__RECORD EXTRACTS__
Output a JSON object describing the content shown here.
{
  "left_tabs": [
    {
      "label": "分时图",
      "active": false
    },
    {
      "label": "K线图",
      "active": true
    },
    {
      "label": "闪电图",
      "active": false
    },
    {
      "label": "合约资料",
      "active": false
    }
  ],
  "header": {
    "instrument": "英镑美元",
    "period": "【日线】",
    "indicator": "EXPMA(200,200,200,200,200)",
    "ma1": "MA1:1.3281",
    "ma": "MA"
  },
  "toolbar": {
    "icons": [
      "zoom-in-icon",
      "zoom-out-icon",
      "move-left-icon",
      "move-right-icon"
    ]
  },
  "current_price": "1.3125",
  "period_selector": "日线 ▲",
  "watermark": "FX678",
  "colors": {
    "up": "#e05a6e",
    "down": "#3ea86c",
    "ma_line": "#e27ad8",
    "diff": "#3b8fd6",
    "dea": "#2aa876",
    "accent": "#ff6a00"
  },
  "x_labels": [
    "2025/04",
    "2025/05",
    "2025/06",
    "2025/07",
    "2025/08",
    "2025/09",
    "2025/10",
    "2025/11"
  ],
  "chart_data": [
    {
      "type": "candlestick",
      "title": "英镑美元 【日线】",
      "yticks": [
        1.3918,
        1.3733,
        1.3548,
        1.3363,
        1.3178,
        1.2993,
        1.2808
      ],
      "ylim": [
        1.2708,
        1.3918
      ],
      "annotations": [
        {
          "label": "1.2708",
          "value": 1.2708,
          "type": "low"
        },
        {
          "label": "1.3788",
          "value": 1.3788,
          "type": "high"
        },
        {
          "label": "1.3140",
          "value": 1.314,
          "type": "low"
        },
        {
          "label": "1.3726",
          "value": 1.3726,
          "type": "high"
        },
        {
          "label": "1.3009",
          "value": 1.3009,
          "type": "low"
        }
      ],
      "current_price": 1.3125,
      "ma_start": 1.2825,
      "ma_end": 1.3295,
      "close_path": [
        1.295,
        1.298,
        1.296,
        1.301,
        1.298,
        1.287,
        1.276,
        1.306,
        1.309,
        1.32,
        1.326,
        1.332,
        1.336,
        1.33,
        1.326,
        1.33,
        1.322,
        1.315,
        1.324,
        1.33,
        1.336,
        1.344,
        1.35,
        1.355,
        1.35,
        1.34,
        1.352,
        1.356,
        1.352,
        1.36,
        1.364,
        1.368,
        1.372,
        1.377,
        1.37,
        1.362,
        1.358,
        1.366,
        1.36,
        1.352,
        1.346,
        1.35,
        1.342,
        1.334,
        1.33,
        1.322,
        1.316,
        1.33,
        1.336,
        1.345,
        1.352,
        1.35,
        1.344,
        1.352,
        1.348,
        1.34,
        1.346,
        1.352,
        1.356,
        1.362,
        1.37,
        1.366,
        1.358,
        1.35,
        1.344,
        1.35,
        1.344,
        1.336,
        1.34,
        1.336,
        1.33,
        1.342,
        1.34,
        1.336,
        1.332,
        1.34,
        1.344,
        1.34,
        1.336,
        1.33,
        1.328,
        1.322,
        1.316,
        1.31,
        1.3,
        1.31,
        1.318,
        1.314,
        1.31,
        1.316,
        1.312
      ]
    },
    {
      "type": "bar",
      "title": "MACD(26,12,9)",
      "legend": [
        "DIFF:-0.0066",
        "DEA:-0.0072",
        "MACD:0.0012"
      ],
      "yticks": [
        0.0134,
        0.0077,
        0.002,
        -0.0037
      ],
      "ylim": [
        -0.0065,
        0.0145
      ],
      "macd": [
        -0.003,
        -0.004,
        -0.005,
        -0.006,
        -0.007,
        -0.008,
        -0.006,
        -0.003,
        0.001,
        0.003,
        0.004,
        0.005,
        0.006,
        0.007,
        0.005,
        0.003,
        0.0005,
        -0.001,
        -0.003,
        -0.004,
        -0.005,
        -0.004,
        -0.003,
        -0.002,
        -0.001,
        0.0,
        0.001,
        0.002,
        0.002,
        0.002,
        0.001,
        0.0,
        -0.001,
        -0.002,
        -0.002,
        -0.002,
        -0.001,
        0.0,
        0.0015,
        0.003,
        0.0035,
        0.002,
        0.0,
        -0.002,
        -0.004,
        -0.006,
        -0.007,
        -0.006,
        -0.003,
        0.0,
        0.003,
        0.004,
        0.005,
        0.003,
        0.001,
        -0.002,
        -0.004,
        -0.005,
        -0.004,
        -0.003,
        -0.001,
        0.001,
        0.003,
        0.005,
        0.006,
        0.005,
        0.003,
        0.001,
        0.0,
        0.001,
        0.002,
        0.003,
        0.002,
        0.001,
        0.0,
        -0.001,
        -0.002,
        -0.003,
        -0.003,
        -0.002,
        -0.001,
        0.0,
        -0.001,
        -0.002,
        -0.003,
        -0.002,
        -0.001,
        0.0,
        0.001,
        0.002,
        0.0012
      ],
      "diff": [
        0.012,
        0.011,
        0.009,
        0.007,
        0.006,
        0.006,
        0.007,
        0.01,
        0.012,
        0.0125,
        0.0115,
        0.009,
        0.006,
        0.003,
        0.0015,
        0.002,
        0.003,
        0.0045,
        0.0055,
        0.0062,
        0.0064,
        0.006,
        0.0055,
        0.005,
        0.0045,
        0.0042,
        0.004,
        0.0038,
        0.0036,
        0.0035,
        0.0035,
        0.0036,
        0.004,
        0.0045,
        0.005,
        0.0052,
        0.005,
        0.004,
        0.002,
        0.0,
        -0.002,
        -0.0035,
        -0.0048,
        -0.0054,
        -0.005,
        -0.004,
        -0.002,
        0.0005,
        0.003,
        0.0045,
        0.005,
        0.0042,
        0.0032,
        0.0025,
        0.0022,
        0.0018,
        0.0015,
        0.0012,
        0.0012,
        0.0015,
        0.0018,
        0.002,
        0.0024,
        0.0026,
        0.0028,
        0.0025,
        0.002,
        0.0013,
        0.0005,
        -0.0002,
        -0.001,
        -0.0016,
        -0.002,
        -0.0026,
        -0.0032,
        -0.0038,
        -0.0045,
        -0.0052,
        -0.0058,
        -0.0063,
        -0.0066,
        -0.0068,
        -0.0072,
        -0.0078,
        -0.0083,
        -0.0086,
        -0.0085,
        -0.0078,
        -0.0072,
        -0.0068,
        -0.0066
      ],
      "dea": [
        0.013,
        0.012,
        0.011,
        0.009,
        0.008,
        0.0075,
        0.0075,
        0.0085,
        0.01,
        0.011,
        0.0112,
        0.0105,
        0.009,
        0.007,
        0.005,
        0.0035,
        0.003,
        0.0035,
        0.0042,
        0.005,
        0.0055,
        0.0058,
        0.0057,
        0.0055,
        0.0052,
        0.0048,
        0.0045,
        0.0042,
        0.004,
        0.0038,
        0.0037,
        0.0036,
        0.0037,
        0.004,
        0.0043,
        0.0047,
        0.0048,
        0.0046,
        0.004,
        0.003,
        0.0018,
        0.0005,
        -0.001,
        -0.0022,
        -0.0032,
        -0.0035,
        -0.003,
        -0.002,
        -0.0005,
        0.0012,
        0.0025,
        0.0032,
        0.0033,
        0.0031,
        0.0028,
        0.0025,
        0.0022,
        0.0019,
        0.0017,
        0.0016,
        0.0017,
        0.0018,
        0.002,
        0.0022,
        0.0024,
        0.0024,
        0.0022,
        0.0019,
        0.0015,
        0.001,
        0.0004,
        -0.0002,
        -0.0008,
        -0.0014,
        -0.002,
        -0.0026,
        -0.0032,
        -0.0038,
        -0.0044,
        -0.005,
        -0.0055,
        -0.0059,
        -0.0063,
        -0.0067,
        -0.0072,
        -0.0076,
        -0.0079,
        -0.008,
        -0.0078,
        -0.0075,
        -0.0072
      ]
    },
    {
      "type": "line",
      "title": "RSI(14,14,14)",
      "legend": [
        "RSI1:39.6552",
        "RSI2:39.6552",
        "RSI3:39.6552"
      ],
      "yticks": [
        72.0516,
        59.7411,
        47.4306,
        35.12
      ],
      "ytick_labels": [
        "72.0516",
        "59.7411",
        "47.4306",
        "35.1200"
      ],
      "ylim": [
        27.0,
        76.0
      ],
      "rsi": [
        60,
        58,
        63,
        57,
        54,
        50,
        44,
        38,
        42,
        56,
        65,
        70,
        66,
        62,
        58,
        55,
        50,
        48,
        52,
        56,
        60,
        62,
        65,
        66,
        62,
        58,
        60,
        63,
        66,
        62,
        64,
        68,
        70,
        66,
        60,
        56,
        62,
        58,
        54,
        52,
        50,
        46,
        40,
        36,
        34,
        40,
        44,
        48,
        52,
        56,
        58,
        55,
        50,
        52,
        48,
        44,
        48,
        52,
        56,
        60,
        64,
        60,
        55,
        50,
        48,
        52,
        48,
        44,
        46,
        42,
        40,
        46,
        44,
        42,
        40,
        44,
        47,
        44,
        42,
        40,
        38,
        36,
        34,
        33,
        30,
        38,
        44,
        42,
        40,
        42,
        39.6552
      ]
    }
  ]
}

__WORK TO COMPLETE__
Each line in the data that holds the string "title" should be found and copied.

__TASK RESULT__
      "title": "英镑美元 【日线】",
      "title": "MACD(26,12,9)",
      "title": "RSI(14,14,14)",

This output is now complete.